[Collected data entries]
· · · ·
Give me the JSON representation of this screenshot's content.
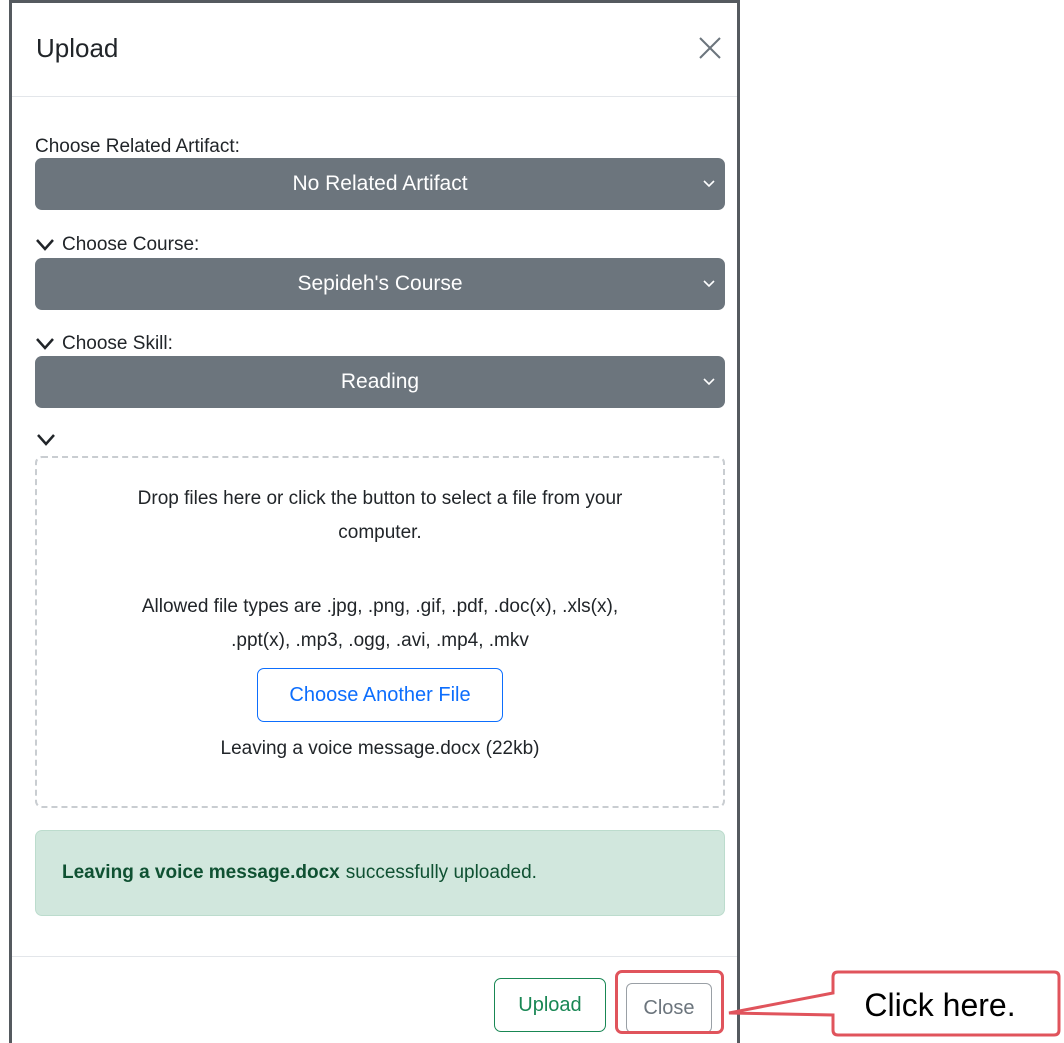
{
  "modal": {
    "title": "Upload",
    "close_icon": "close-x-icon"
  },
  "fields": {
    "artifact": {
      "label": "Choose Related Artifact:",
      "value": "No Related Artifact"
    },
    "course": {
      "label": "Choose Course:",
      "value": "Sepideh's Course"
    },
    "skill": {
      "label": "Choose Skill:",
      "value": "Reading"
    }
  },
  "dropzone": {
    "instruction_line1": "Drop files here or click the button to select a file from your",
    "instruction_line2": "computer.",
    "allowed_line1": "Allowed file types are .jpg, .png, .gif, .pdf, .doc(x), .xls(x),",
    "allowed_line2": ".ppt(x), .mp3, .ogg, .avi, .mp4, .mkv",
    "choose_button": "Choose Another File",
    "file_name": "Leaving a voice message.docx (22kb)"
  },
  "alert": {
    "file": "Leaving a voice message.docx",
    "message": "successfully uploaded."
  },
  "footer": {
    "upload_label": "Upload",
    "close_label": "Close"
  },
  "annotation": {
    "callout_text": "Click here.",
    "highlight_color": "#e0545c"
  },
  "colors": {
    "select_bg": "#6c757d",
    "primary": "#0d6efd",
    "success": "#198754",
    "alert_bg": "#d1e7dd"
  }
}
· · · ·
■ Aim
Repeat the listing in full and exactly. Do not include any images.

■ Solved exercise
Give me the JSON representation of this screenshot's content.
{
  "modal": {
    "title": "Upload",
    "close_icon": "close-x-icon"
  },
  "fields": {
    "artifact": {
      "label": "Choose Related Artifact:",
      "value": "No Related Artifact"
    },
    "course": {
      "label": "Choose Course:",
      "value": "Sepideh's Course"
    },
    "skill": {
      "label": "Choose Skill:",
      "value": "Reading"
    }
  },
  "dropzone": {
    "instruction_line1": "Drop files here or click the button to select a file from your",
    "instruction_line2": "computer.",
    "allowed_line1": "Allowed file types are .jpg, .png, .gif, .pdf, .doc(x), .xls(x),",
    "allowed_line2": ".ppt(x), .mp3, .ogg, .avi, .mp4, .mkv",
    "choose_button": "Choose Another File",
    "file_name": "Leaving a voice message.docx (22kb)"
  },
  "alert": {
    "file": "Leaving a voice message.docx",
    "message": "successfully uploaded."
  },
  "footer": {
    "upload_label": "Upload",
    "close_label": "Close"
  },
  "annotation": {
    "callout_text": "Click here.",
    "highlight_color": "#e0545c"
  },
  "colors": {
    "select_bg": "#6c757d",
    "primary": "#0d6efd",
    "success": "#198754",
    "alert_bg": "#d1e7dd"
  }
}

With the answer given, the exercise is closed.